Task brief: Using the material below, copy every line where "wspólnych" appears.

Dataset content:
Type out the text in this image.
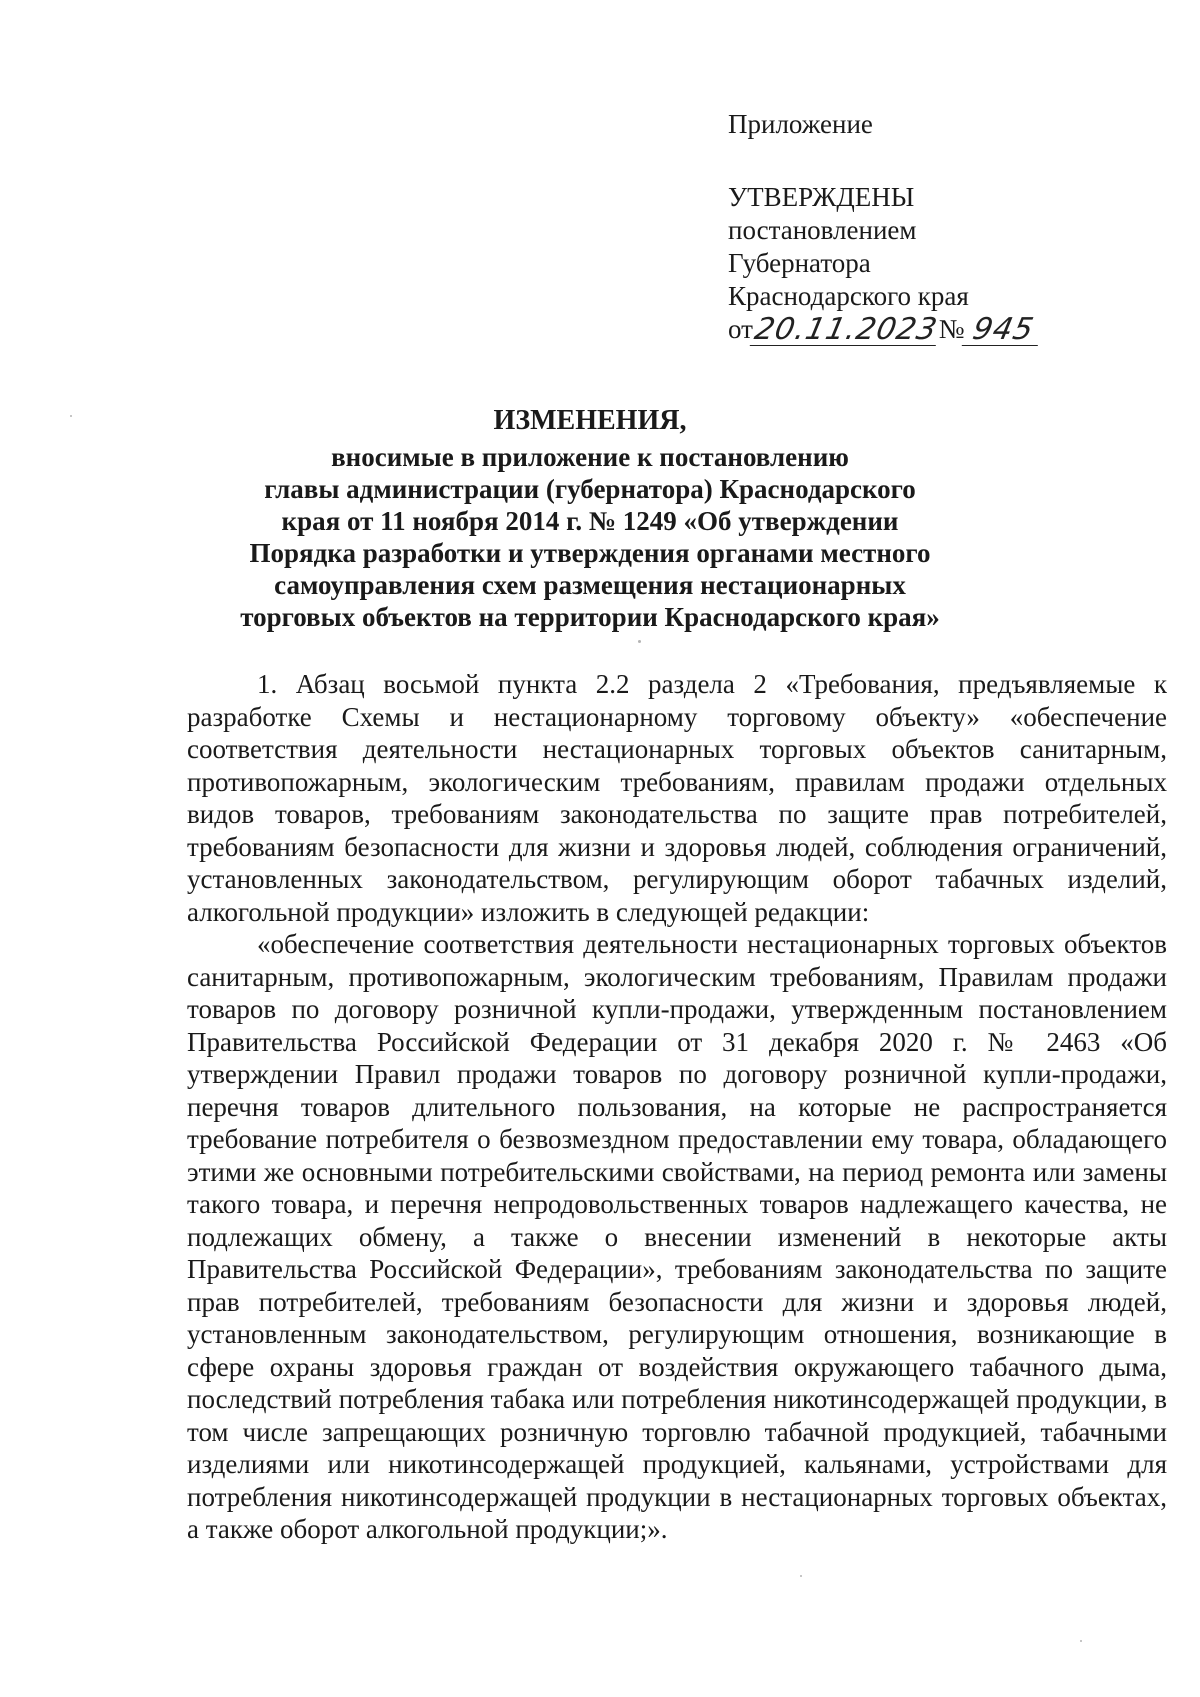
Приложение
УТВЕРЖДЕНЫ
постановлением
Губернатора
Краснодарского края
от
20.11.2023
№ 945
ИЗМЕНЕНИЯ,
вносимые в приложение к постановлению
главы администрации (губернатора) Краснодарского
края от 11 ноября 2014 г. № 1249 «Об утверждении
Порядка разработки и утверждения органами местного
самоуправления схем размещения нестационарных
торговых объектов на территории Краснодарского края»

1. Абзац восьмой пункта 2.2 раздела 2 «Требования, предъявляемые к разработке Схемы и нестационарному торговому объекту» «обеспечение соответствия деятельности нестационарных торговых объектов санитарным, противопожарным, экологическим требованиям, правилам продажи отдельных видов товаров, требованиям законодательства по защите прав потребителей, требованиям безопасности для жизни и здоровья людей, соблюдения ограничений, установленных законодательством, регулирующим оборот табачных изделий, алкогольной продукции» изложить в следующей редакции:

«обеспечение соответствия деятельности нестационарных торговых объектов санитарным, противопожарным, экологическим требованиям, Правилам продажи товаров по договору розничной купли-продажи, утвержденным постановлением Правительства Российской Федерации от 31 декабря 2020 г. № 2463 «Об утверждении Правил продажи товаров по договору розничной купли-продажи, перечня товаров длительного пользования, на которые не распространяется требование потребителя о безвозмездном предоставлении ему товара, обладающего этими же основными потребительскими свойствами, на период ремонта или замены такого товара, и перечня непродовольственных товаров надлежащего качества, не подлежащих обмену, а также о внесении изменений в некоторые акты Правительства Российской Федерации», требованиям законодательства по защите прав потребителей, требованиям безопасности для жизни и здоровья людей, установленным законодательством, регулирующим отношения, возникающие в сфере охраны здоровья граждан от воздействия окружающего табачного дыма, последствий потребления табака или потребления никотинсодержащей продукции, в том числе запрещающих розничную торговлю табачной продукцией, табачными изделиями или никотинсодержащей продукцией, кальянами, устройствами для потребления никотинсодержащей продукции в нестационарных торговых объектах, а также оборот алкогольной продукции;».
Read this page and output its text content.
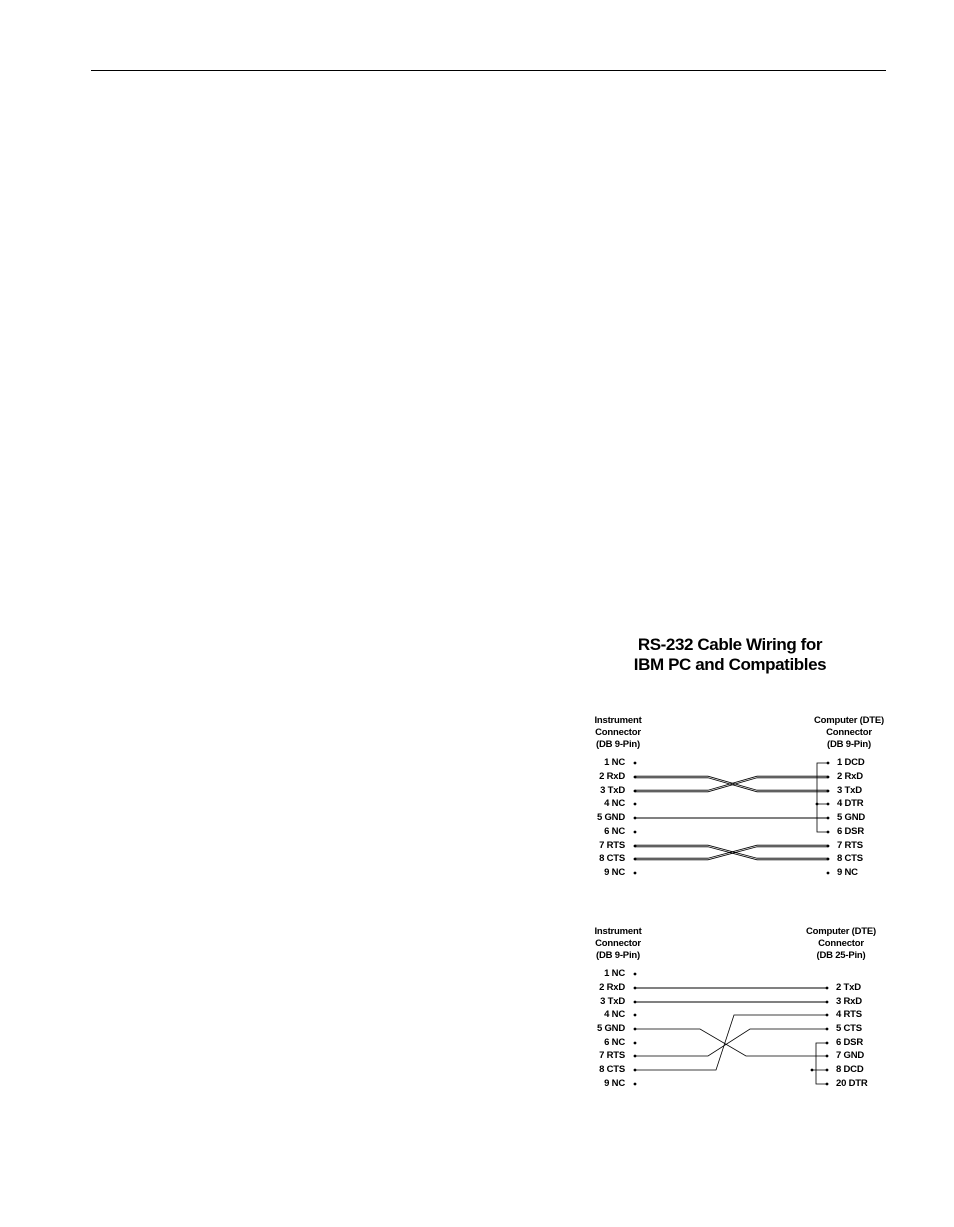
RS-232 Cable Wiring for
IBM PC and Compatibles
Instrument
Connector
(DB 9-Pin)
Computer (DTE)
Connector
(DB 9-Pin)
Instrument
Connector
(DB 9-Pin)
Computer (DTE)
Connector
(DB 25-Pin)
1 NC
2 RxD
3 TxD
4 NC
5 GND
6 NC
7 RTS
8 CTS
9 NC
1 DCD
2 RxD
3 TxD
4 DTR
5 GND
6 DSR
7 RTS
8 CTS
9 NC
1 NC
2 RxD
3 TxD
4 NC
5 GND
6 NC
7 RTS
8 CTS
9 NC
2 TxD
3 RxD
4 RTS
5 CTS
6 DSR
7 GND
8 DCD
20 DTR
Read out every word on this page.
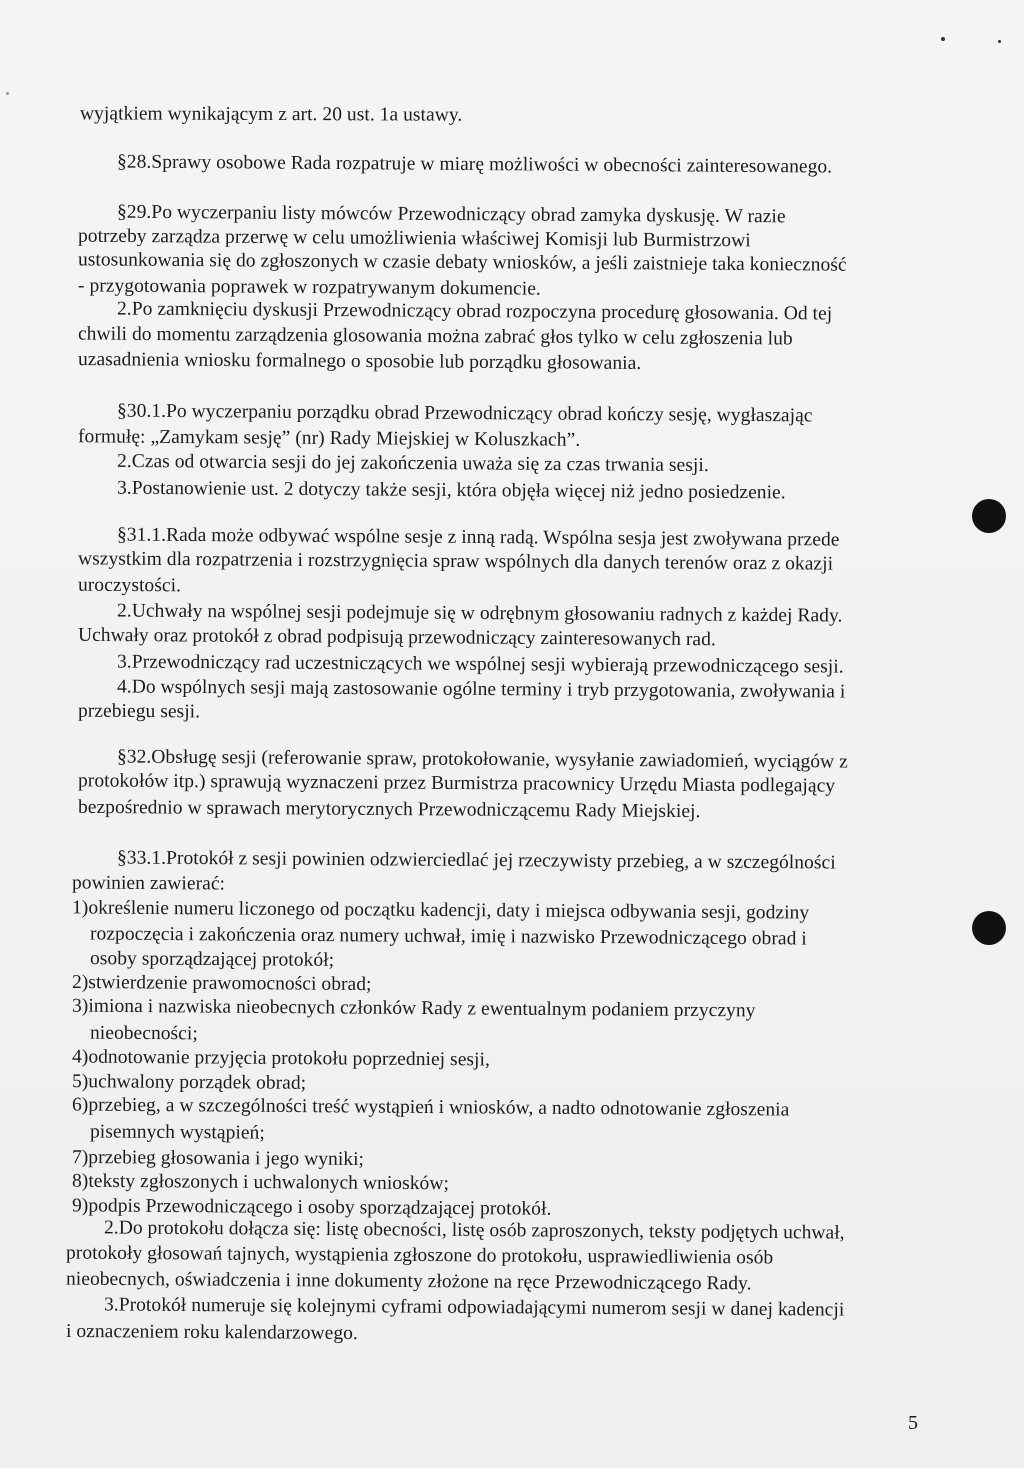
wyjątkiem wynikającym z art. 20 ust. 1a ustawy.
§28.Sprawy osobowe Rada rozpatruje w miarę możliwości w obecności zainteresowanego.
§29.Po wyczerpaniu listy mówców Przewodniczący obrad zamyka dyskusję. W razie
potrzeby zarządza przerwę w celu umożliwienia właściwej Komisji lub Burmistrzowi
ustosunkowania się do zgłoszonych w czasie debaty wniosków, a jeśli zaistnieje taka konieczność
- przygotowania poprawek w rozpatrywanym dokumencie.
2.Po zamknięciu dyskusji Przewodniczący obrad rozpoczyna procedurę głosowania. Od tej
chwili do momentu zarządzenia glosowania można zabrać głos tylko w celu zgłoszenia lub
uzasadnienia wniosku formalnego o sposobie lub porządku głosowania.
§30.1.Po wyczerpaniu porządku obrad Przewodniczący obrad kończy sesję, wygłaszając
formułę: „Zamykam sesję” (nr) Rady Miejskiej w Koluszkach”.
2.Czas od otwarcia sesji do jej zakończenia uważa się za czas trwania sesji.
3.Postanowienie ust. 2 dotyczy także sesji, która objęła więcej niż jedno posiedzenie.
§31.1.Rada może odbywać wspólne sesje z inną radą. Wspólna sesja jest zwoływana przede
wszystkim dla rozpatrzenia i rozstrzygnięcia spraw wspólnych dla danych terenów oraz z okazji
uroczystości.
2.Uchwały na wspólnej sesji podejmuje się w odrębnym głosowaniu radnych z każdej Rady.
Uchwały oraz protokół z obrad podpisują przewodniczący zainteresowanych rad.
3.Przewodniczący rad uczestniczących we wspólnej sesji wybierają przewodniczącego sesji.
4.Do wspólnych sesji mają zastosowanie ogólne terminy i tryb przygotowania, zwoływania i
przebiegu sesji.
§32.Obsługę sesji (referowanie spraw, protokołowanie, wysyłanie zawiadomień, wyciągów z
protokołów itp.) sprawują wyznaczeni przez Burmistrza pracownicy Urzędu Miasta podlegający
bezpośrednio w sprawach merytorycznych Przewodniczącemu Rady Miejskiej.
§33.1.Protokół z sesji powinien odzwierciedlać jej rzeczywisty przebieg, a w szczególności
powinien zawierać:
1)określenie numeru liczonego od początku kadencji, daty i miejsca odbywania sesji, godziny
rozpoczęcia i zakończenia oraz numery uchwał, imię i nazwisko Przewodniczącego obrad i
osoby sporządzającej protokół;
2)stwierdzenie prawomocności obrad;
3)imiona i nazwiska nieobecnych członków Rady z ewentualnym podaniem przyczyny
nieobecności;
4)odnotowanie przyjęcia protokołu poprzedniej sesji,
5)uchwalony porządek obrad;
6)przebieg, a w szczególności treść wystąpień i wniosków, a nadto odnotowanie zgłoszenia
pisemnych wystąpień;
7)przebieg głosowania i jego wyniki;
8)teksty zgłoszonych i uchwalonych wniosków;
9)podpis Przewodniczącego i osoby sporządzającej protokół.
2.Do protokołu dołącza się: listę obecności, listę osób zaproszonych, teksty podjętych uchwał,
protokoły głosowań tajnych, wystąpienia zgłoszone do protokołu, usprawiedliwienia osób
nieobecnych, oświadczenia i inne dokumenty złożone na ręce Przewodniczącego Rady.
3.Protokół numeruje się kolejnymi cyframi odpowiadającymi numerom sesji w danej kadencji
i oznaczeniem roku kalendarzowego.
5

Written response:
wszystkim dla rozpatrzenia i rozstrzygnięcia spraw wspólnych dla danych terenów oraz z okazji
4.Do wspólnych sesji mają zastosowanie ogólne terminy i tryb przygotowania, zwoływania i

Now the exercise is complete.